DATA SUPPLIED:
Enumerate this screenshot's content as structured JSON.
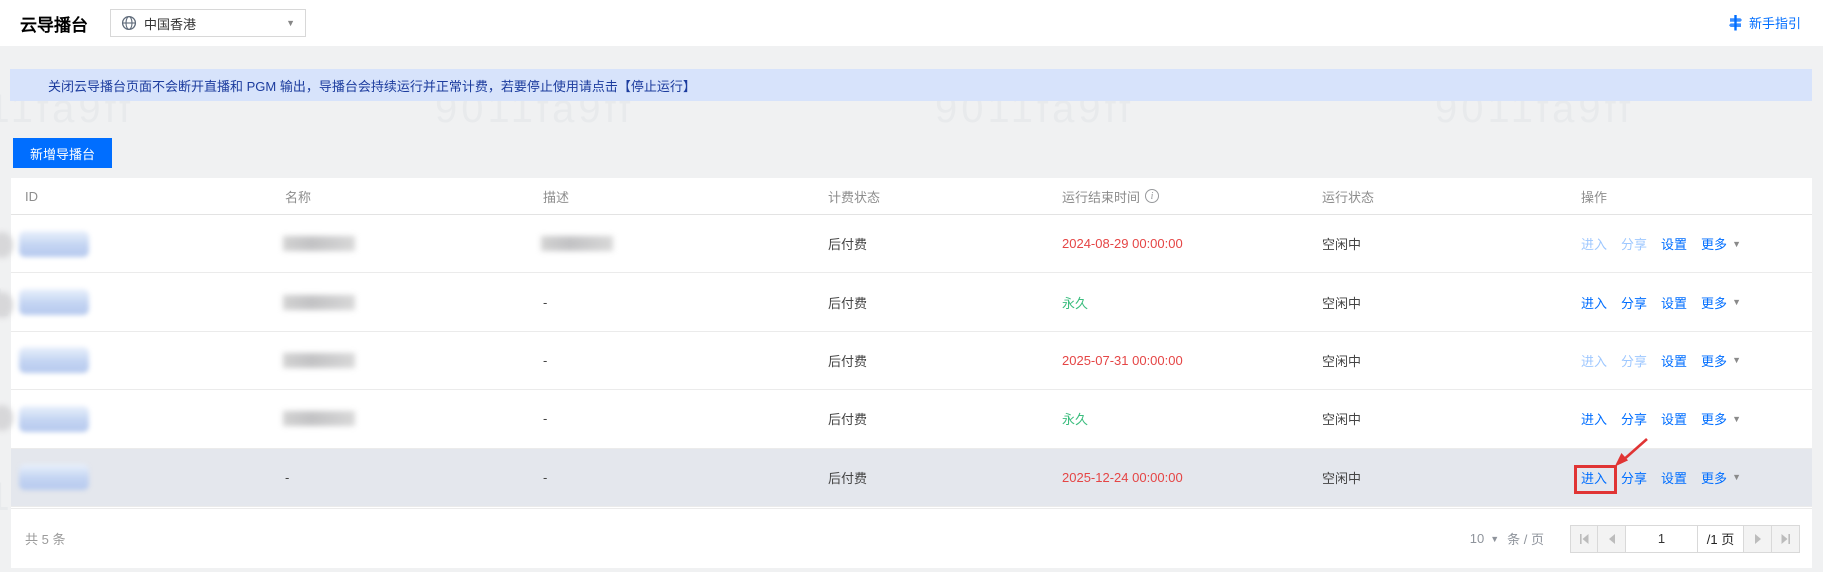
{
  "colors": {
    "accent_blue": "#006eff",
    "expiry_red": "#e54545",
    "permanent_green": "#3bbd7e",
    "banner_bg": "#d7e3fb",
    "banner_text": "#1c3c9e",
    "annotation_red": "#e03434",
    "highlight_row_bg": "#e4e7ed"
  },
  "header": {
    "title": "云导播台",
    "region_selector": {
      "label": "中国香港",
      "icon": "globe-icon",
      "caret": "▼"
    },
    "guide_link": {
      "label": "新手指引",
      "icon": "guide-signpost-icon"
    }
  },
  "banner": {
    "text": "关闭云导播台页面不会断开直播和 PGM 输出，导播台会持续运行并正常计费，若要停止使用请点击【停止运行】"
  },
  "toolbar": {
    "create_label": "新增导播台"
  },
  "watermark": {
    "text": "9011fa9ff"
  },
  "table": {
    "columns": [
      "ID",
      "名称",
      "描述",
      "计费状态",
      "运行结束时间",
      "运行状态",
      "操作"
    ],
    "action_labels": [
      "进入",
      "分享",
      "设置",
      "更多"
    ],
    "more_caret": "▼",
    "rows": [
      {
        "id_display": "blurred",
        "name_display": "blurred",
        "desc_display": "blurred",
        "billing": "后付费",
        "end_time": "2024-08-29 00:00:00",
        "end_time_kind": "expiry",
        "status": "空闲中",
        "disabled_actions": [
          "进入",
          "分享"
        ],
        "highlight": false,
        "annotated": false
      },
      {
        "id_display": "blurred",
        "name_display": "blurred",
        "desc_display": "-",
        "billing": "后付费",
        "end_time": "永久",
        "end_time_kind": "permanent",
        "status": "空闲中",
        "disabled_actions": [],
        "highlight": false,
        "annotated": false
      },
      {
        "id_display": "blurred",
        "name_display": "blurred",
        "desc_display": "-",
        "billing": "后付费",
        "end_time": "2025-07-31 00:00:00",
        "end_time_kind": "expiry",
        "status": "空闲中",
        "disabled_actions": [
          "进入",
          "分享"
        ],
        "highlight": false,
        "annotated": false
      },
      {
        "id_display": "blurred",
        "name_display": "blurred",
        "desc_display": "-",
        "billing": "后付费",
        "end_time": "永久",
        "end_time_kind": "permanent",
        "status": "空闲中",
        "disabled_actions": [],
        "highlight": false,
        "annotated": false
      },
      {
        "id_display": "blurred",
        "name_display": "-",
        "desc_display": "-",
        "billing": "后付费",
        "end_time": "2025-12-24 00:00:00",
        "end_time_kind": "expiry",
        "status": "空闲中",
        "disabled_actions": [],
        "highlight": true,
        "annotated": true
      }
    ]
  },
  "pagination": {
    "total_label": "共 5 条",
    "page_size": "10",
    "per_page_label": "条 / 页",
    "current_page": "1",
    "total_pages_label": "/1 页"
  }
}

==

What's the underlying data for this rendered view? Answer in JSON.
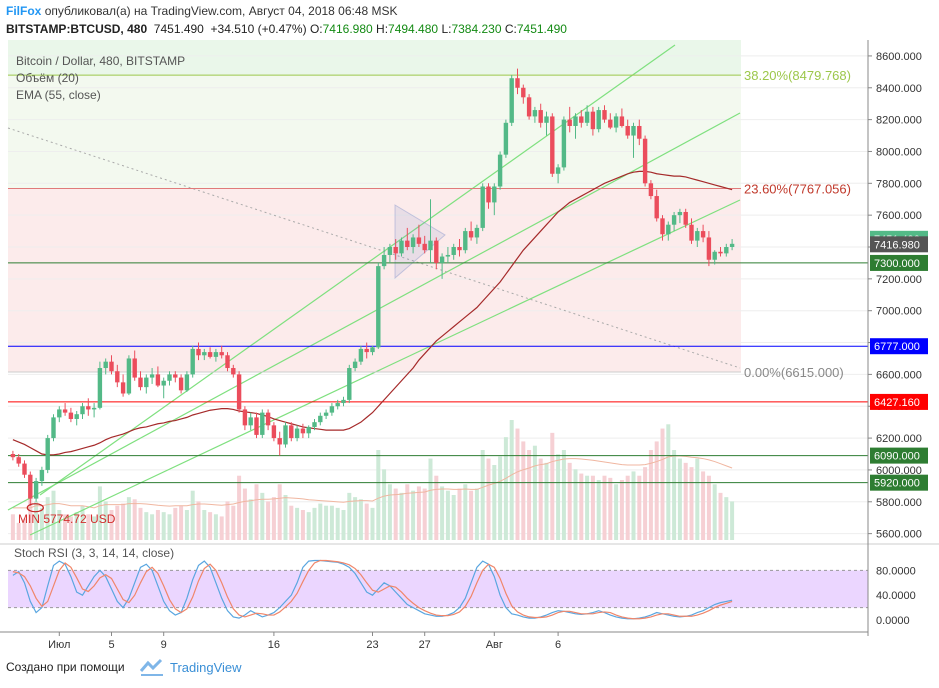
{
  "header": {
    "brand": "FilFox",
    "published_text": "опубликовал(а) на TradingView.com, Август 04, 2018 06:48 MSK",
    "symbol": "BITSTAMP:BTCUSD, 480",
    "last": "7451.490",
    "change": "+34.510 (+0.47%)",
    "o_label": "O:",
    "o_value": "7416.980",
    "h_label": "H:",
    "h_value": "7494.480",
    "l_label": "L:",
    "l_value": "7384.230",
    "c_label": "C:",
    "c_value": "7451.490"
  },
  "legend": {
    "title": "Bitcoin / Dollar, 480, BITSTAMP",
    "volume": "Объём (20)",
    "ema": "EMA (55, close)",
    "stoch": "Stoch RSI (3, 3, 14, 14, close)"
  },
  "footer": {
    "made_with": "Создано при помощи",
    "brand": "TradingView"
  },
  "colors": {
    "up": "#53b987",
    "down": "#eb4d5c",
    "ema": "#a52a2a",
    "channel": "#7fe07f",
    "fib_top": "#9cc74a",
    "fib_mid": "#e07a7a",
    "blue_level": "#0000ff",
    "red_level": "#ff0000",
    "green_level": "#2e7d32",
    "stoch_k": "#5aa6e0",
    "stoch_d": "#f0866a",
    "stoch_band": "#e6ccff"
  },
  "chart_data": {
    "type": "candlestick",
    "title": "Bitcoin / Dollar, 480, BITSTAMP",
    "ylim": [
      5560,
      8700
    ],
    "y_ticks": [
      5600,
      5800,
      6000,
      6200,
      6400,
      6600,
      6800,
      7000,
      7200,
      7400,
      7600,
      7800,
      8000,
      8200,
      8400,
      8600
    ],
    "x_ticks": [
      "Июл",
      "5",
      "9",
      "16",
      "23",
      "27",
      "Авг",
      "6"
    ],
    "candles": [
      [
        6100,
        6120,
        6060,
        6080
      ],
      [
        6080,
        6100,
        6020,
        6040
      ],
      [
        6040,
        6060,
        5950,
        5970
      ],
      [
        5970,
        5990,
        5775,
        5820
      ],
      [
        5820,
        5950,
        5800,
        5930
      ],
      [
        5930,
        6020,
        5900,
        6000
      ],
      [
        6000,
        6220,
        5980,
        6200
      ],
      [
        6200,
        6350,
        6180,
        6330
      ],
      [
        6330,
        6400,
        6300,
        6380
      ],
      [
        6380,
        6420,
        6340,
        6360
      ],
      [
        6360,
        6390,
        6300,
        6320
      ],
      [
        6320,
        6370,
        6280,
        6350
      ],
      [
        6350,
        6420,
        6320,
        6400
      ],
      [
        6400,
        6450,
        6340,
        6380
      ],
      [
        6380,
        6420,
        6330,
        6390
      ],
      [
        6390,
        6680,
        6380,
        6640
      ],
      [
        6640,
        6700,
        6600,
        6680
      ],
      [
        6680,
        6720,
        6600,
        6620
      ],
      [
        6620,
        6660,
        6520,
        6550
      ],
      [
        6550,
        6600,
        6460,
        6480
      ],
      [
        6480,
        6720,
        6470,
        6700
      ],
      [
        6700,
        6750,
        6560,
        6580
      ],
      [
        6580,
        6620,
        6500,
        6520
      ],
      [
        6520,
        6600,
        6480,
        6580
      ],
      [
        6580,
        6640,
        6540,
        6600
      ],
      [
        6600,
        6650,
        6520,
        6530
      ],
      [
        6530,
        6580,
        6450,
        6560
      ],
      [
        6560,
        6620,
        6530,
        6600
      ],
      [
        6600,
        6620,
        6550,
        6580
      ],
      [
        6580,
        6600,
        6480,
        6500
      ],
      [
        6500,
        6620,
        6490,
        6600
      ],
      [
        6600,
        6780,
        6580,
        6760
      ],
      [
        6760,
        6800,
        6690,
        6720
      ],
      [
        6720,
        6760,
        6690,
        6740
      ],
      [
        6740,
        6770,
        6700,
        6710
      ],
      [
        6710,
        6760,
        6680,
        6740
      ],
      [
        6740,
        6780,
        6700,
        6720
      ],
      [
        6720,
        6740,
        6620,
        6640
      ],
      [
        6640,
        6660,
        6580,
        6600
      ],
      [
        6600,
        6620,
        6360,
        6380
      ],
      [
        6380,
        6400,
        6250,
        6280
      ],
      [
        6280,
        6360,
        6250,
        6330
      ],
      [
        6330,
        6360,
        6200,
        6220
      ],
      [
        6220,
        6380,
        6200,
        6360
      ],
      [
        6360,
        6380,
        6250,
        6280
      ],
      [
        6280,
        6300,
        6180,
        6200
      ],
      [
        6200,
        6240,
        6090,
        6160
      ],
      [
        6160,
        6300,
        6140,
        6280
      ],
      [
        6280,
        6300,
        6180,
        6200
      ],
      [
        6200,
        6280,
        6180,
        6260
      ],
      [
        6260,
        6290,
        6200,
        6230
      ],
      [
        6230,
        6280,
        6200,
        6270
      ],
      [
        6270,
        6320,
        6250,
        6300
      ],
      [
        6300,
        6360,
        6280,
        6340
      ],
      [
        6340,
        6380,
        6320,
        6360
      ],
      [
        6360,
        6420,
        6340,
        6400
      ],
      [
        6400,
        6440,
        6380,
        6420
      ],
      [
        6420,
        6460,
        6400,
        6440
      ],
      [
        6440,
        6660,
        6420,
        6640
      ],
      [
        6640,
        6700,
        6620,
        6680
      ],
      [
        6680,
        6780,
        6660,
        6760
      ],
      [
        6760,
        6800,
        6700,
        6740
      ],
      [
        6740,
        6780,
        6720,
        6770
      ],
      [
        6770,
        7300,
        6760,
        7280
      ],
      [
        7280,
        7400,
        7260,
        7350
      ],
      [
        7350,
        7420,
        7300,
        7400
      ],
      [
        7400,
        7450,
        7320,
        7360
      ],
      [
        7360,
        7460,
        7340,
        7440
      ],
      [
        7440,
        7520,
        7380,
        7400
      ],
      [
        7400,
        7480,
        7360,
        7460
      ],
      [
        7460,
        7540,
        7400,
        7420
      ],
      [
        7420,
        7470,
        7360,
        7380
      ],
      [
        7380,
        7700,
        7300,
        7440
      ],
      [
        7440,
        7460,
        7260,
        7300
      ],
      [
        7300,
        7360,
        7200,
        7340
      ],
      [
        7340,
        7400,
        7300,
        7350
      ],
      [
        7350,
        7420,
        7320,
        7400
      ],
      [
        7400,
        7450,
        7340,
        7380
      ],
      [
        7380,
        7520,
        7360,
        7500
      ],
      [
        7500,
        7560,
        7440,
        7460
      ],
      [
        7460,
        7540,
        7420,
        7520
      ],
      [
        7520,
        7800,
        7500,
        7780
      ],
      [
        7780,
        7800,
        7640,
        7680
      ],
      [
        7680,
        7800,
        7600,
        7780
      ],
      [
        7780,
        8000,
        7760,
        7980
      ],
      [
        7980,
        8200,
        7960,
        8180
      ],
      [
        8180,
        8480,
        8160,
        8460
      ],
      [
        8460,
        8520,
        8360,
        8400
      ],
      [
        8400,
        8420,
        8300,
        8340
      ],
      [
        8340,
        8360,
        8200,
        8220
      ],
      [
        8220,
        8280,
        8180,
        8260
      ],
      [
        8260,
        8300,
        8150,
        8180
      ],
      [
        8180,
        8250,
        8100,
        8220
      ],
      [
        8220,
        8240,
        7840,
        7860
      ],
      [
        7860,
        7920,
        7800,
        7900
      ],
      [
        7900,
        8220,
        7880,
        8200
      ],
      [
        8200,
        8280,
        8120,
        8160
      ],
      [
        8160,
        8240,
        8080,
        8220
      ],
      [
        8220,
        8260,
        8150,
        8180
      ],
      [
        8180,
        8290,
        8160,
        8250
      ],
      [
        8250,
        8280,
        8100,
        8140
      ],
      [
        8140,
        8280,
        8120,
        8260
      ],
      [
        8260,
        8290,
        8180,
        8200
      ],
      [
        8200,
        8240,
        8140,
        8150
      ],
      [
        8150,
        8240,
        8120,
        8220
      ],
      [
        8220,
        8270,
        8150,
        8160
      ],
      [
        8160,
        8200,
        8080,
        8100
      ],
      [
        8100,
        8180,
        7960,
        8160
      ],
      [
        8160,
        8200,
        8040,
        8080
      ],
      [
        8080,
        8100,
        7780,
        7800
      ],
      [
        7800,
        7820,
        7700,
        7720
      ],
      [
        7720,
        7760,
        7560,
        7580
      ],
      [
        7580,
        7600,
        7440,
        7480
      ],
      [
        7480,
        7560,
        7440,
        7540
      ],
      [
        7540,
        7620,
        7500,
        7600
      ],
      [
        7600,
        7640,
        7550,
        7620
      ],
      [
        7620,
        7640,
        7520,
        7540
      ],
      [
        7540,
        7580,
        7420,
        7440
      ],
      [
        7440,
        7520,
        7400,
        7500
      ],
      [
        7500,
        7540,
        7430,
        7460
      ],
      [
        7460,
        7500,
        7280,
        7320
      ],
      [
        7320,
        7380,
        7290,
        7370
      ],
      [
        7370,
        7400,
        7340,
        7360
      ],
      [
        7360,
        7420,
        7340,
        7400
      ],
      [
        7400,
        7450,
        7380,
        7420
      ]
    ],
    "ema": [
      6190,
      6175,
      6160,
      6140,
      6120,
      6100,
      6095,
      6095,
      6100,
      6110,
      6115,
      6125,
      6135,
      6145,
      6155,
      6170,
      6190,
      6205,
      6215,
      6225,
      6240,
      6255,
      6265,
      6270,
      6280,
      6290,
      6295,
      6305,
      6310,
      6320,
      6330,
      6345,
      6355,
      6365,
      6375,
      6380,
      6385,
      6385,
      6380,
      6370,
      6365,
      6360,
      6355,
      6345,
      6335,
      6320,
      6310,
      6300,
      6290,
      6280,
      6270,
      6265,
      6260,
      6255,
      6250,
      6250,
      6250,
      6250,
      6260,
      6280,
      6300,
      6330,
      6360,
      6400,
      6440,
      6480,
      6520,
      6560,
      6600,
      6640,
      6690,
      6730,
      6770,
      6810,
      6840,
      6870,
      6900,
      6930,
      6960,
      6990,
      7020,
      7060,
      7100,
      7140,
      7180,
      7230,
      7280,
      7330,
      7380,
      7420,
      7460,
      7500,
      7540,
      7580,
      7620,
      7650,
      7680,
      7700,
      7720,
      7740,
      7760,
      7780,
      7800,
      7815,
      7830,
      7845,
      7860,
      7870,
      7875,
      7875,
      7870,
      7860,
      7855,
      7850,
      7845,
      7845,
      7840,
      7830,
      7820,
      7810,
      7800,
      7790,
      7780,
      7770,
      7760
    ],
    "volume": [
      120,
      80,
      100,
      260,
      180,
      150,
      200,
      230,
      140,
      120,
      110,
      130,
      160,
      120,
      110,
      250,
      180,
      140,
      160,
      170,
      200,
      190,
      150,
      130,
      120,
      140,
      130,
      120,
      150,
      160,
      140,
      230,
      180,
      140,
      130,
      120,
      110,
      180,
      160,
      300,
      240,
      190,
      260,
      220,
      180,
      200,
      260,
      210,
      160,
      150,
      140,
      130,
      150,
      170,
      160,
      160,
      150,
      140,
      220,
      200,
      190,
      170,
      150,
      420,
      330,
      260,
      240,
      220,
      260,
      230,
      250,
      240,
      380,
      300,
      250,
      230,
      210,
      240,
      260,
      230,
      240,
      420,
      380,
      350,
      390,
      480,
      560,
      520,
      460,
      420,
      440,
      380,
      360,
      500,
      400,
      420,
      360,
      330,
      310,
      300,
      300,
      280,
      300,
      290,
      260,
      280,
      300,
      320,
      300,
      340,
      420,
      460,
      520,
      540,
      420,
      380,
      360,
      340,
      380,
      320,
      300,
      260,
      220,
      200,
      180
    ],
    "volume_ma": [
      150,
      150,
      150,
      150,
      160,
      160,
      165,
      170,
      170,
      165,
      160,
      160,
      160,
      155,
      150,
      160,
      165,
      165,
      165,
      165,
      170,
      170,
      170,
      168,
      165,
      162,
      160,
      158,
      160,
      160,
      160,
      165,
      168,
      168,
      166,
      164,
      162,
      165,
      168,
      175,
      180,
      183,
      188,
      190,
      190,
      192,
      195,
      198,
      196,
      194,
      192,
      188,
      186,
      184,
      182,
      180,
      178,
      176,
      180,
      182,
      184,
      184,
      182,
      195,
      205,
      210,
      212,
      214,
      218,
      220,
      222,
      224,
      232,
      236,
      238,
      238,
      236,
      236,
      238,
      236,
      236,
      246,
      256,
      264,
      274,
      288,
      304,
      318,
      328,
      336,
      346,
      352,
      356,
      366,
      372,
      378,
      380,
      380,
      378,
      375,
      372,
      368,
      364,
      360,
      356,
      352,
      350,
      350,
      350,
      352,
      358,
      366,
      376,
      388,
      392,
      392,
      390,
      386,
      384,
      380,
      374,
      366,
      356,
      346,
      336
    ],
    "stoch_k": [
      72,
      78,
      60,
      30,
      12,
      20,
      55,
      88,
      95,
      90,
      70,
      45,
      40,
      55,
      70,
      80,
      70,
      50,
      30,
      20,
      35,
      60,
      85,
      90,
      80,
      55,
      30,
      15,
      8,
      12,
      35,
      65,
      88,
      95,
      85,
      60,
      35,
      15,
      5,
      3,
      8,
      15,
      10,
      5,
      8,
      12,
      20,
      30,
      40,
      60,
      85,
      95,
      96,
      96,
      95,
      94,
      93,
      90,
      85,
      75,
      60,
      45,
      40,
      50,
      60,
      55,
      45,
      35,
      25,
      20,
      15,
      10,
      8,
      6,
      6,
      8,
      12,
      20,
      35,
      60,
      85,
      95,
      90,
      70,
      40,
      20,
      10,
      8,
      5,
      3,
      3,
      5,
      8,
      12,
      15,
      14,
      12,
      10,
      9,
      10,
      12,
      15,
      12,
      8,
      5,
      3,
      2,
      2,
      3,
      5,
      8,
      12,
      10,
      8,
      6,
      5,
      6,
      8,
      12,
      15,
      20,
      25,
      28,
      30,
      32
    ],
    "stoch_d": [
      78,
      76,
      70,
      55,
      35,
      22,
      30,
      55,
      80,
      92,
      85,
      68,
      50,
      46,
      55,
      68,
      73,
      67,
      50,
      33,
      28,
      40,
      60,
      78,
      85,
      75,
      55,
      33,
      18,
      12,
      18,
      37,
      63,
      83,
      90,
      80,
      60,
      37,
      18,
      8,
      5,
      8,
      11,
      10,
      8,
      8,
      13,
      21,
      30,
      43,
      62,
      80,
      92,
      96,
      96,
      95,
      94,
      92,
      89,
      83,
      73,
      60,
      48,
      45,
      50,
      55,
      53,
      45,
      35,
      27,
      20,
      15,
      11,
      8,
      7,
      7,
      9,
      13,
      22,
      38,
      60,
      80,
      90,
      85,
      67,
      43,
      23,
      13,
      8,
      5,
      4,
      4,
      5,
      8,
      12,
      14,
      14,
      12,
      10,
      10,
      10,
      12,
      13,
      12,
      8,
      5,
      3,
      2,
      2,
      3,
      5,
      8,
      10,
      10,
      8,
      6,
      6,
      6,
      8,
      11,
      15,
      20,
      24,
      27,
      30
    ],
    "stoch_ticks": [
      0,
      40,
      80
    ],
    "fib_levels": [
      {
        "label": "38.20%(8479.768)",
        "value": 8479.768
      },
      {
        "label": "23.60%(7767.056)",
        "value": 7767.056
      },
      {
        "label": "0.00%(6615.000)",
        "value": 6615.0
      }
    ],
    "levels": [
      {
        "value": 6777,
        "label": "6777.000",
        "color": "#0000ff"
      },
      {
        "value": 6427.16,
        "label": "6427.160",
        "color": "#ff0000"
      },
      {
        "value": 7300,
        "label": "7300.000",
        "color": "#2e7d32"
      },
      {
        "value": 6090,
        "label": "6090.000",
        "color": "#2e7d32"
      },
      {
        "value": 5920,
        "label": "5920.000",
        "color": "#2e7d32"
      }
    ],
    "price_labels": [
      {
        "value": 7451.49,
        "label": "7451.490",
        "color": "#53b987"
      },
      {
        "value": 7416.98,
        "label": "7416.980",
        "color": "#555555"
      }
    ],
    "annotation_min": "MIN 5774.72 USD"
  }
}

* * *

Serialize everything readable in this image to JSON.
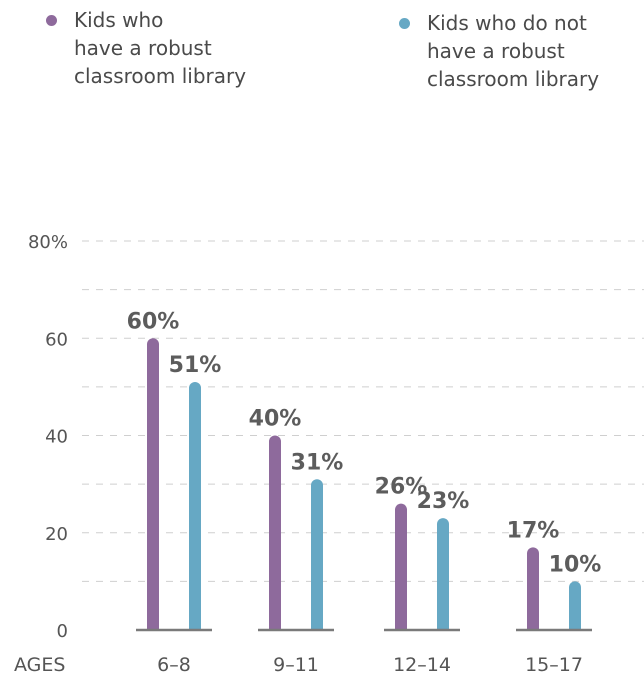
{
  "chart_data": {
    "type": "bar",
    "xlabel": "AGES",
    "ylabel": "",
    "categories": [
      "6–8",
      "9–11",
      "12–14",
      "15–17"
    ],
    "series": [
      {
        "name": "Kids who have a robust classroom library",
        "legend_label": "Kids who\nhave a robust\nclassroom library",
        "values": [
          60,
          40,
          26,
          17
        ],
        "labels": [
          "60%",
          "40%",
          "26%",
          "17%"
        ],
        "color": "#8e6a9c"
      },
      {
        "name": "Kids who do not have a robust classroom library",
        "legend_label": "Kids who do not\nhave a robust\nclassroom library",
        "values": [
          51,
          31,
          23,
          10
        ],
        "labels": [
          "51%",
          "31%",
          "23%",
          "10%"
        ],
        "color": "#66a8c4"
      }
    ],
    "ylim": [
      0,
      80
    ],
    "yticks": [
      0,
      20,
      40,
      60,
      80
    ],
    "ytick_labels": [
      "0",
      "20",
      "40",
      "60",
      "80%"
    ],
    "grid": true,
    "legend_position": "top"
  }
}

PROBLEM DETAILS:
Your answer should be a single number: the count of lines in the material above that contain "Kids".

RESULT OF THE TASK:
4